* [Sección de texto]
● ● ●

CENIE · 24 Julio 2023

¿Qué es ser viejo?

Cuando empecé a escribir mi tesis doctoral me encontré con un problema. Bueno, vale, me encontré con muchos: la tesis doctoral es un proceso largo, solitario y que puede ser, en ocasiones, una especie de lucha con uno mismo. Es un momento de autoexigencia muy elevado, en el que se emplea mucho tiempo y que, aun siendo un proceso de enorme aprendizaje, se ve perfilado por una serie de dudas que para algunos resulta un hito, una especie de crisis existencial que marca un antes y un después. Al menos, así fue para mí. Además, es (o así lo viví yo) un momento de gran soledad.

En mi caso, después de algunas vueltas y conversaciones con mis directores de tesis, tenía claro que quería analizar la vulnerabilidad residencial en España. Ese “palabro” venía a expresar lo que llevaba 3 años analizando en profundidad en un proyecto en la ciudad de Madrid que se denominaba “Integración social a través de la vivienda”. 

Aunque contaba con diferentes programas, este proyecto, que lideraba Luis Cortés, me permitió conocer situaciones que, incluso habiendo crecido en uno de esos barrios que llaman humildes (pobres, es la palabra que para mí lo define mejor) no había encontrado. Durante estos tres años conocí situaciones de exclusión residencial severa, como el sinhogarismo, pero también otras situaciones de las que apenas había oído hablar. Visité poblados chabolistas en la ciudad, como Cañada Real y algún otro que hace años que ya no existe. También visité o conocí la existencia de personas en pleno Madrid que carecían de ducha y bañera en el interior de su vivienda, que compartían el inodoro con otros vecinos, que tenían que salir de su casa para poder utilizarlo. Ya antes había conocido la vida en corralas de Vallecas que hoy ya no existen o que existían viviendas en situación de absoluta penuria situadas en edificios a los que daba miedo entrar, donde las escaleras amenazaban con caerse, viviendas sin un solo mueble por la incapacidad económica de sus habitantes, viviendas que no solo carecían de accesibilidad sino de muchas otras cosas. Incluso agua corriente. Situaciones que causaban un gran malestar y desigualdad y que yo denominé vulnerabilidad residencial (hasta publicaron este libro en el que hablo sobre ello) y sobre lo que ahora, por espacio, no describiré más.

● ● ●

* [Datos proporcionados]
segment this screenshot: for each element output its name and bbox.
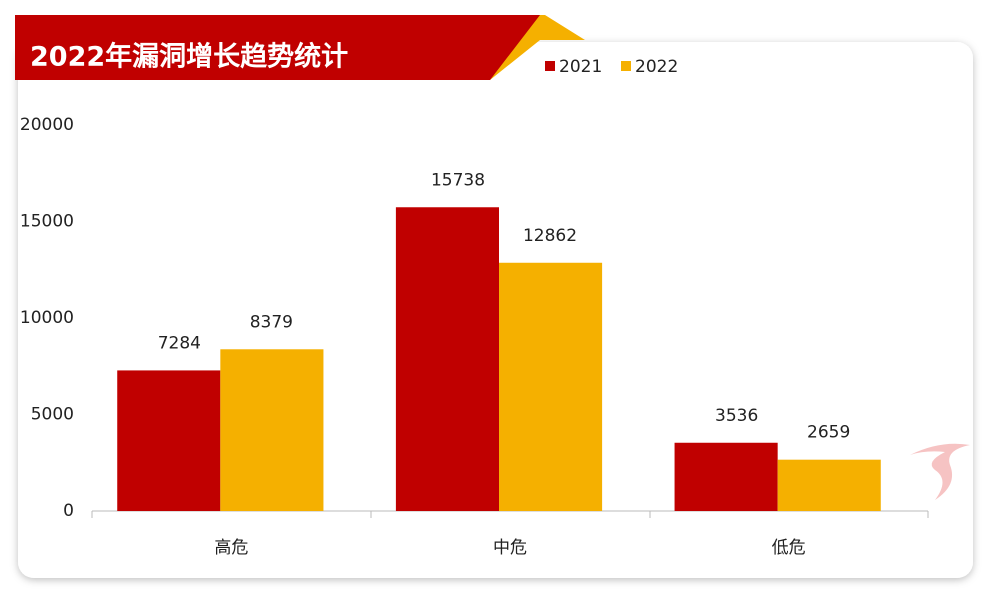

● ● ●

* [Requisitos de la tarea]
1) Transcribe del artículo sobre la vulnerabilidad residencial el fragmento que va desde "Cuando empecé a" hasta "de gran soledad.", ambos incluidos.
2) Según el artículo sobre la vulnerabilidad residencial, ¿quién lideraba el proyecto en la ciudad de Madrid?
3) Retoma el artículo sobre la vulnerabilidad residencial y escribe lo que viene después de su última frase.

* [Respuestas escritas]
1)
Cuando empecé a escribir mi tesis doctoral me encontré con un problema. Bueno, vale, me encontré con muchos: la tesis doctoral es un proceso largo, solitario y que puede ser, en ocasiones, una especie de lucha con uno mismo. Es un momento de autoexigencia muy elevado, en el que se emplea mucho tiempo y que, aun siendo un proceso de enorme aprendizaje, se ve perfilado por una serie de dudas que para algunos resulta un hito, una especie de crisis existencial que marca un antes y un después. Al menos, así fue para mí. Además, es (o así lo viví yo) un momento de gran soledad.

2) Luis Cortés.

3)
Lo que quizá me sorprendió más de aquellas visitas es que algunas de estas personas, en los poblados chabolistas, en las casas sin agua corriente, eran personas mayores. Algunas de edad muy avanzadas. También conocí a una señora muy mayor en situación de calle y sobre la que hablé en mi trabajo final de máster. Lo que todas tenían en común es que estaban en un momento vital en el que era muy difícil cambiar esa situación. ¿Por qué? ¿Cómo habían llegado ahí? ¿No se supone que la vejez es la etapa en la que hemos conseguido acumular más recursos? ¿por qué no habían podido estas personas?

Así que decidí analizar la intersección entre vivienda, vulnerabilidad y vejez. Si vulnerabilidad residencial ya parecía un palabro que había que describir muy bien, algo tan sencillo en apariencia como “vejez” no fue una cuestión menor. Para entender y definir la vejez había que analizar y comprender unos marcos comprensivos, que, sin duda, me dieron más de un quebradero de cabeza. 

A priori, el concepto vejez parecía claro, pero resulta que no lo estaba tanto: los conceptos vejez, envejecimiento, esperanza de vida, longevidad, se mezclan entre sí. Si, decía Bourdieu, “la juventud no es más que una palabra” no sucedía lo mismo con la vejez, pero la cosa se complicaba aún más cuando, lógicamente, era imperativo referir a los sujetos y agentes de esos estados y procesos. Si de la juventud los sujetos son los jóvenes, de la vejez lo serían los viejos. ¿no? Pero mientras joven nos evoca una serie de significados, viejo nos evoca otros muy distintos. Pensamos, simplemente, cuántos son negativos y positivos en uno y otro caso.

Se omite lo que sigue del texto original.